##### Exercise input #####
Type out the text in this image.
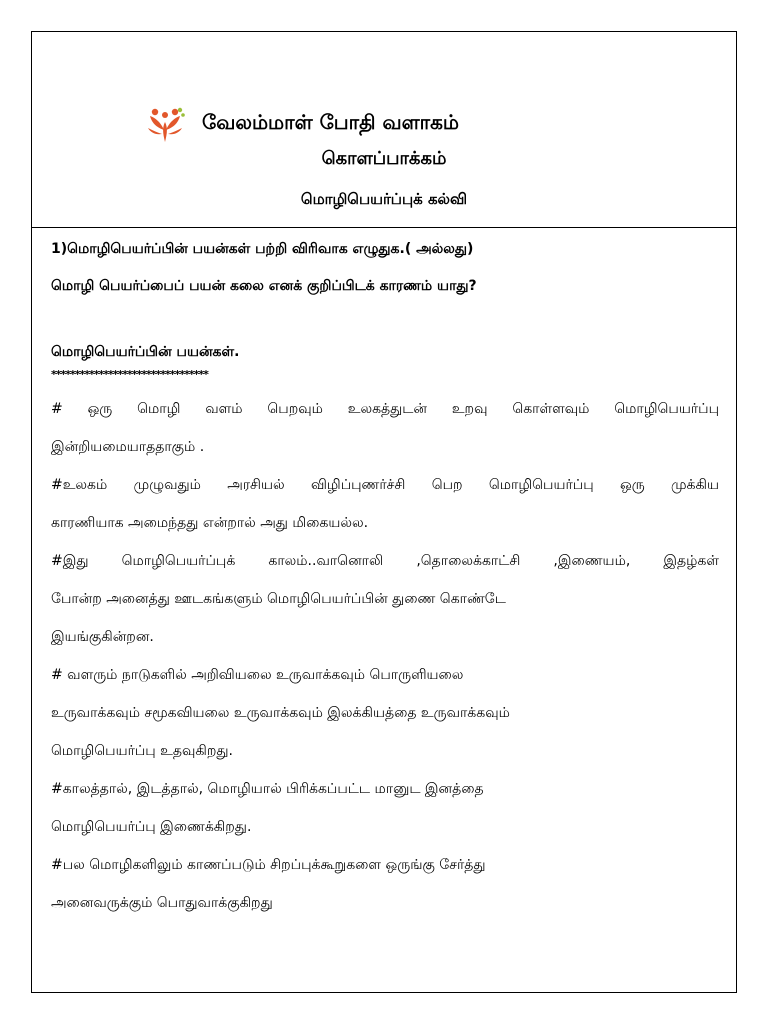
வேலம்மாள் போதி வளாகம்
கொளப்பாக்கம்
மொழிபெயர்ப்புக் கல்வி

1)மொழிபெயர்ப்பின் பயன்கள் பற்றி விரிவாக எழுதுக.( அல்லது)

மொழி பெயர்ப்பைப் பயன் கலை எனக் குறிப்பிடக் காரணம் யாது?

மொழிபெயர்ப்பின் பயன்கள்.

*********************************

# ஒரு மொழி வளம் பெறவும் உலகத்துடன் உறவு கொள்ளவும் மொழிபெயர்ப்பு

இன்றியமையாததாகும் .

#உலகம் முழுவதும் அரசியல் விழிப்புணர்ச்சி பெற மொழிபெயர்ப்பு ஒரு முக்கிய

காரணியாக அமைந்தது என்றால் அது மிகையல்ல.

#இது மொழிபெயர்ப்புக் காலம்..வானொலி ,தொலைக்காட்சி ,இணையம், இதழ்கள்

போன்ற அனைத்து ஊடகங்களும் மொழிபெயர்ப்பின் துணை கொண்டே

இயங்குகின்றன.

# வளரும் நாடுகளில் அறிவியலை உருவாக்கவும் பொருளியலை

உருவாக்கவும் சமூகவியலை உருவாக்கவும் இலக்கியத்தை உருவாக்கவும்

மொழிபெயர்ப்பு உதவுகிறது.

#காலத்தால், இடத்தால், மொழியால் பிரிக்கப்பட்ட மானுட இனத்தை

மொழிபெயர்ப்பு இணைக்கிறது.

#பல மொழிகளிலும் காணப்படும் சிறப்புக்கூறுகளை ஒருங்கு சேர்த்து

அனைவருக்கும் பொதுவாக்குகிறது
#####
##### Exercise input #####
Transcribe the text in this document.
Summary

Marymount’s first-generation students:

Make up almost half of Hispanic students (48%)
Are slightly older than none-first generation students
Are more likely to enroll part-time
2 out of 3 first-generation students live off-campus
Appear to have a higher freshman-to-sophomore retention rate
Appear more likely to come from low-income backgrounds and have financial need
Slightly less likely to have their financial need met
#####
Requirement: Look for the word "this" and return every line where it occurs.

Output of the task:
Type out the text in this image.
Transcribe the text in this document.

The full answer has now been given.